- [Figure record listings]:
§ §

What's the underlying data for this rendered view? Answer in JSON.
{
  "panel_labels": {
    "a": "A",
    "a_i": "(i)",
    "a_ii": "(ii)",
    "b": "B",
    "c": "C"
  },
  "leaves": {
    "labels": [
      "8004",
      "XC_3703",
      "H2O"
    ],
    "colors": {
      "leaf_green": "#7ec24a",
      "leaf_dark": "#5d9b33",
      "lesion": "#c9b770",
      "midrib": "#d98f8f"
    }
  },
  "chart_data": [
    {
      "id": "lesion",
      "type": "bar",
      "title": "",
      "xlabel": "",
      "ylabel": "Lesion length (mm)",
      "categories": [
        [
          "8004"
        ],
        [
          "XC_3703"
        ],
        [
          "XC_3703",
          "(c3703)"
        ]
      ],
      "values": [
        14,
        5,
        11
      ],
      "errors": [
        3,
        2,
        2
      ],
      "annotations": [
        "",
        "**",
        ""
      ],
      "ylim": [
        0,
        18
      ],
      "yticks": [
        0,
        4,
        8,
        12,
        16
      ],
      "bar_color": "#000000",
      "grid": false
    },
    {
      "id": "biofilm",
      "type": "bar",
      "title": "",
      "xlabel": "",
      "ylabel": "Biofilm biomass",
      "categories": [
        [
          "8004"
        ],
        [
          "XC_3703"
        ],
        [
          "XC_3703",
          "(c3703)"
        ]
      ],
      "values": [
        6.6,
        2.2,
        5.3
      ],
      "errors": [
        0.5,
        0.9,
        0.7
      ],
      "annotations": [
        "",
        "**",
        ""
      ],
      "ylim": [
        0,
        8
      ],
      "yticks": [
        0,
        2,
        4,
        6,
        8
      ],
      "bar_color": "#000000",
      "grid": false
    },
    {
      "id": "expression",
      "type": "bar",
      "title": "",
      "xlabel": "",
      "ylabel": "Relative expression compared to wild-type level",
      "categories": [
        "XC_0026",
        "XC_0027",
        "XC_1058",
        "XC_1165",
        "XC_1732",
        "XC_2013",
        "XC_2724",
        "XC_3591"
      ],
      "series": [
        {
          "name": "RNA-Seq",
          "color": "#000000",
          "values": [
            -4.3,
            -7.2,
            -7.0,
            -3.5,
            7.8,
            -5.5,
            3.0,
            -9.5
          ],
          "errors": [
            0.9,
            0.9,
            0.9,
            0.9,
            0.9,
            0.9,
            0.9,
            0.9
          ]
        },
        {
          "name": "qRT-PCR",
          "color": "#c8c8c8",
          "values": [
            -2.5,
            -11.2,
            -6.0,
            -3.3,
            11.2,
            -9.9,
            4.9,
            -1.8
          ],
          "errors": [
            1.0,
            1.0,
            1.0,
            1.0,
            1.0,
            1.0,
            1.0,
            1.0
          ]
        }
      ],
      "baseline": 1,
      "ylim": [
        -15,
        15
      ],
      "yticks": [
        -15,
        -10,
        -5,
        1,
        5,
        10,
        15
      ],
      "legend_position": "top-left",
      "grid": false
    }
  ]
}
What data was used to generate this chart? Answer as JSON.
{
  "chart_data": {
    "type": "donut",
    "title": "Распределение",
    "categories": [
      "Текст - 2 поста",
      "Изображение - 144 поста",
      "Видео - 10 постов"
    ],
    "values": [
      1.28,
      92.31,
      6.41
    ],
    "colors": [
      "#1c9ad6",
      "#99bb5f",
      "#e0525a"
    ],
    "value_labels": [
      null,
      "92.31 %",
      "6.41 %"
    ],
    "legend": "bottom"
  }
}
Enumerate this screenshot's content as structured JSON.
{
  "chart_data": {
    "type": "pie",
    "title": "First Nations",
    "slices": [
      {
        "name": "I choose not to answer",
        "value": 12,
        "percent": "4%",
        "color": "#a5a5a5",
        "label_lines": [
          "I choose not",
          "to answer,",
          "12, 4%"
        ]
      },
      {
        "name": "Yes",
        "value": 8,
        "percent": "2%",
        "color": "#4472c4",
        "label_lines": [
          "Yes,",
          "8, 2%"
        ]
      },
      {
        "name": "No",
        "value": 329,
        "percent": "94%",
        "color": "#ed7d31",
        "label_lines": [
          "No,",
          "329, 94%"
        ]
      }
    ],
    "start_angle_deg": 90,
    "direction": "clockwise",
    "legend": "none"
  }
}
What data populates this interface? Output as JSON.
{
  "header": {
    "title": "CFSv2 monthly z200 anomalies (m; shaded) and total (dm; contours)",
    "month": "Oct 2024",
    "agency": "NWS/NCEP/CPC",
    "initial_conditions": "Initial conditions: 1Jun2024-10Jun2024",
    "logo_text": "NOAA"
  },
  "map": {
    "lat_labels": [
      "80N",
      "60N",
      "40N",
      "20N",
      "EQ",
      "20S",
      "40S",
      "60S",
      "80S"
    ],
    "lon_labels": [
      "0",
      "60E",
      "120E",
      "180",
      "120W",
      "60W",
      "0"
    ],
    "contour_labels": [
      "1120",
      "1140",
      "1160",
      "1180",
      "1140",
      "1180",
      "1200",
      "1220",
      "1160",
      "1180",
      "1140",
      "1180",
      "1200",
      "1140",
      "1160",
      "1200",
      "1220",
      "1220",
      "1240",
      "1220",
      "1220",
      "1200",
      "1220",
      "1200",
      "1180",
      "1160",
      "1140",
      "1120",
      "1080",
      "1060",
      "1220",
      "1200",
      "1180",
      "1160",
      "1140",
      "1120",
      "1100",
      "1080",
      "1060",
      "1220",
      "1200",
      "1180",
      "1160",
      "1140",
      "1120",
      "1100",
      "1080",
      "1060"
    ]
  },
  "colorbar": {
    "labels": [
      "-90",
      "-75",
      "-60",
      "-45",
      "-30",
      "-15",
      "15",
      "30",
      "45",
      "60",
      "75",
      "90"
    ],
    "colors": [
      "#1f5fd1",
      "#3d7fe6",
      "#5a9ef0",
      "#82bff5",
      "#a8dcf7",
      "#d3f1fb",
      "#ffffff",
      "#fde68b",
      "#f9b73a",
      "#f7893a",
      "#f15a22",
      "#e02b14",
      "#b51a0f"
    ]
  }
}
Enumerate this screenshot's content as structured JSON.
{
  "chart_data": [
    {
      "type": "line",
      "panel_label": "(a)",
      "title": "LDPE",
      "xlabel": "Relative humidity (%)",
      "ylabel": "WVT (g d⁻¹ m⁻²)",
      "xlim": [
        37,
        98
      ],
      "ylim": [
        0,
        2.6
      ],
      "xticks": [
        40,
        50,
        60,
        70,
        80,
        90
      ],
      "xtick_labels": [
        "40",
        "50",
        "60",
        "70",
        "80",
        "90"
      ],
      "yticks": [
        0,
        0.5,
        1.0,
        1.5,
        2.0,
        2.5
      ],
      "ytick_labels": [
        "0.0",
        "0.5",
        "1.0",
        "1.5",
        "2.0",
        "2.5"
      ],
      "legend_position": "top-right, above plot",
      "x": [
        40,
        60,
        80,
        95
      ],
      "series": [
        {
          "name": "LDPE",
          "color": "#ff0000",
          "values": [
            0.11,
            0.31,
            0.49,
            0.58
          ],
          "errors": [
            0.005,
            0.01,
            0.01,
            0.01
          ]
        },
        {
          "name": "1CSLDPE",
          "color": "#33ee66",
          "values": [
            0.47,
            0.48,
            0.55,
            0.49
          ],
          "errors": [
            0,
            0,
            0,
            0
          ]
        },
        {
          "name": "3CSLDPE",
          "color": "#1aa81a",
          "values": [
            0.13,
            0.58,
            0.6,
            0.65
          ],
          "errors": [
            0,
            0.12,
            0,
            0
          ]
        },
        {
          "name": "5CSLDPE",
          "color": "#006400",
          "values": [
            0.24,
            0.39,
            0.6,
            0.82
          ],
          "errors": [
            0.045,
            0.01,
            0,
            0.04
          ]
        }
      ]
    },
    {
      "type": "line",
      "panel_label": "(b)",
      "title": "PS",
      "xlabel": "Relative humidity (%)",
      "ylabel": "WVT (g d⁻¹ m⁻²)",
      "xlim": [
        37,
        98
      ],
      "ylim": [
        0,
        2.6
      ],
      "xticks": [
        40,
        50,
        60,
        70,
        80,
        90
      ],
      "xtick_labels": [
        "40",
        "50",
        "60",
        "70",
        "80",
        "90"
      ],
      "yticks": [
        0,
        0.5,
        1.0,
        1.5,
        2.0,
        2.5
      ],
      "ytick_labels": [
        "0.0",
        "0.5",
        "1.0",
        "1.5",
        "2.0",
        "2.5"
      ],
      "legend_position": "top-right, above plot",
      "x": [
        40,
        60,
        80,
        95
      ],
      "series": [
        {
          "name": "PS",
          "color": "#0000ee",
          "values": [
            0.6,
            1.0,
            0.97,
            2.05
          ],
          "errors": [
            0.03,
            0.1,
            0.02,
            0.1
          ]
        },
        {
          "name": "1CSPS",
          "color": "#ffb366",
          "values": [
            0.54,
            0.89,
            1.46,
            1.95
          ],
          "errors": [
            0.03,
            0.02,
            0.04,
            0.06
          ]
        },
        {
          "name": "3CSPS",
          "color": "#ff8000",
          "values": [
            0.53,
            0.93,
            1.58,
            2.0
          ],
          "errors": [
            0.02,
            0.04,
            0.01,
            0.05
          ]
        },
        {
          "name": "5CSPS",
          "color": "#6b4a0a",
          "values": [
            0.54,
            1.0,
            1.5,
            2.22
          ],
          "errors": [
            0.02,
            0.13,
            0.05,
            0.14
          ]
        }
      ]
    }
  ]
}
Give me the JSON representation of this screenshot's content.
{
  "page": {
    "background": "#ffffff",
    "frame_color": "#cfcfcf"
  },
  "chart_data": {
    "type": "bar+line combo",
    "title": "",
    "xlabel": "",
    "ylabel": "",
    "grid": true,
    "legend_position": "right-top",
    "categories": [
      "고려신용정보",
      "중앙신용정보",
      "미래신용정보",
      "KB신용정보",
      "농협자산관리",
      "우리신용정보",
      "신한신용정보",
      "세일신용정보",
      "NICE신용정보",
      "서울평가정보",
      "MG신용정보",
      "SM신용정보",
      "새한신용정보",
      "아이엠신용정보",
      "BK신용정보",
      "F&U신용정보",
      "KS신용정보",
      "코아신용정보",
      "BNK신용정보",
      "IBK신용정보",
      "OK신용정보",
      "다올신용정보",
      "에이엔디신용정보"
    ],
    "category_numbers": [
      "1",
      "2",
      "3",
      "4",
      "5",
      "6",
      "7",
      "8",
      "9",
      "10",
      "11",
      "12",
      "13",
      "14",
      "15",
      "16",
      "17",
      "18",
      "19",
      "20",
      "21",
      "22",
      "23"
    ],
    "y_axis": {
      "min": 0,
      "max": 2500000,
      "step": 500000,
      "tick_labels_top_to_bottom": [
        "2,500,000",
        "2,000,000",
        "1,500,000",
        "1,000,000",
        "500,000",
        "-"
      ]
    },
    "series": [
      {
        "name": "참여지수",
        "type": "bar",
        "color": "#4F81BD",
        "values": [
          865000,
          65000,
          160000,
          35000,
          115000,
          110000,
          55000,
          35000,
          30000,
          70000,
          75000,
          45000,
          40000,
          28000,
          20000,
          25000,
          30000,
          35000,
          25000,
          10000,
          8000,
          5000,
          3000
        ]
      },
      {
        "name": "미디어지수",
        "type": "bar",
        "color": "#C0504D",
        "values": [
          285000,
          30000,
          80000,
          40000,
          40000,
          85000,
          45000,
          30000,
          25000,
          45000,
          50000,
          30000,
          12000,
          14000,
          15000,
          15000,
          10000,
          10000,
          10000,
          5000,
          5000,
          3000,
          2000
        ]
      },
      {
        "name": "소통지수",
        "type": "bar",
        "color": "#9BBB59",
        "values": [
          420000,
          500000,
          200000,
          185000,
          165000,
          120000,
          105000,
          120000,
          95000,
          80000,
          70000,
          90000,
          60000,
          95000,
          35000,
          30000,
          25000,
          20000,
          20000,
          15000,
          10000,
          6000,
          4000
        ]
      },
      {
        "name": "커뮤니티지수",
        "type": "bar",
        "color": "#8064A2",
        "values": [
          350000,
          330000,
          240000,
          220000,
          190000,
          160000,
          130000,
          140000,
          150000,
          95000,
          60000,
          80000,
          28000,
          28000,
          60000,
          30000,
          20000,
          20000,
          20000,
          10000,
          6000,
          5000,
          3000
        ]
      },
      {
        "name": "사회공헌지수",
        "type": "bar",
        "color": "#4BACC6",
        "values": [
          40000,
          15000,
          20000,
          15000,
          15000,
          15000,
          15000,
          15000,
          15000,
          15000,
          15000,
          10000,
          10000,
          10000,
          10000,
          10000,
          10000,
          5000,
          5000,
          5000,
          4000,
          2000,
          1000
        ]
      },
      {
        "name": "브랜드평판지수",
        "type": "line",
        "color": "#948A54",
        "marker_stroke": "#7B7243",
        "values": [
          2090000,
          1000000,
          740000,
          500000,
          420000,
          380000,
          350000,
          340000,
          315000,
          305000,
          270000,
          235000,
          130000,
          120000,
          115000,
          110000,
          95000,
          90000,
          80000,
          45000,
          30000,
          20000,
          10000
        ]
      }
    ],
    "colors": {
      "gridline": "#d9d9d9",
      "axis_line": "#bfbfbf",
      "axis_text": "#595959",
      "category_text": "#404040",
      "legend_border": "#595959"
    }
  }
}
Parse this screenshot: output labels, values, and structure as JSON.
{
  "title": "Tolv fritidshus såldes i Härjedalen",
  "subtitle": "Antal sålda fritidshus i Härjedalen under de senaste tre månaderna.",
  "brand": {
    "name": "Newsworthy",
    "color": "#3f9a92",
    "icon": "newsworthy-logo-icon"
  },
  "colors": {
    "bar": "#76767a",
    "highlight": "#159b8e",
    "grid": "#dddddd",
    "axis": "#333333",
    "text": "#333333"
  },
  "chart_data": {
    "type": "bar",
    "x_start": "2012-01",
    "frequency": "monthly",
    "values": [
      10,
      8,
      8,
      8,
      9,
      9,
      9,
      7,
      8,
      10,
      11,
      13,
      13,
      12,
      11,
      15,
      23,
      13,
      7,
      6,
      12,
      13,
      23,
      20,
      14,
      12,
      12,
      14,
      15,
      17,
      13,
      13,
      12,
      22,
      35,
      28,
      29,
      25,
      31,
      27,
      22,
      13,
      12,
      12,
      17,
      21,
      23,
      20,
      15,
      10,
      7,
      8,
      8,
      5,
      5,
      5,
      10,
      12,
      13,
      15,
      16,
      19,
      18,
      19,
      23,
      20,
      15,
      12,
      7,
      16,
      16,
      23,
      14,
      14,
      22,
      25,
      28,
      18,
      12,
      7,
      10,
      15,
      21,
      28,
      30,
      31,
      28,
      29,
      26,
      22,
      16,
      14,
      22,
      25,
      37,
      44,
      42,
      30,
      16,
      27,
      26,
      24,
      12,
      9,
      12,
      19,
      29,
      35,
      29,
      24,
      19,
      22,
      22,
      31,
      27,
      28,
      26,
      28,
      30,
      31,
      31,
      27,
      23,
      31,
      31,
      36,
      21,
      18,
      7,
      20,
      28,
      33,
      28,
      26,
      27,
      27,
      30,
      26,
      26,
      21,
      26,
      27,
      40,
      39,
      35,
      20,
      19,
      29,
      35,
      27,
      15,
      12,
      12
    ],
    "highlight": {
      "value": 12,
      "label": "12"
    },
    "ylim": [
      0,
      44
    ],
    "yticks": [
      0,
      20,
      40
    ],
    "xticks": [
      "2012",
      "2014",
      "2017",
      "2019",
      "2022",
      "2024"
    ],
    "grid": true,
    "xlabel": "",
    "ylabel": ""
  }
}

§ §

- [Problem to solve]: How many of the listing's lines contain "Härjedalen"? Respond with a single number and nothing else.

- [Solved problem]: 2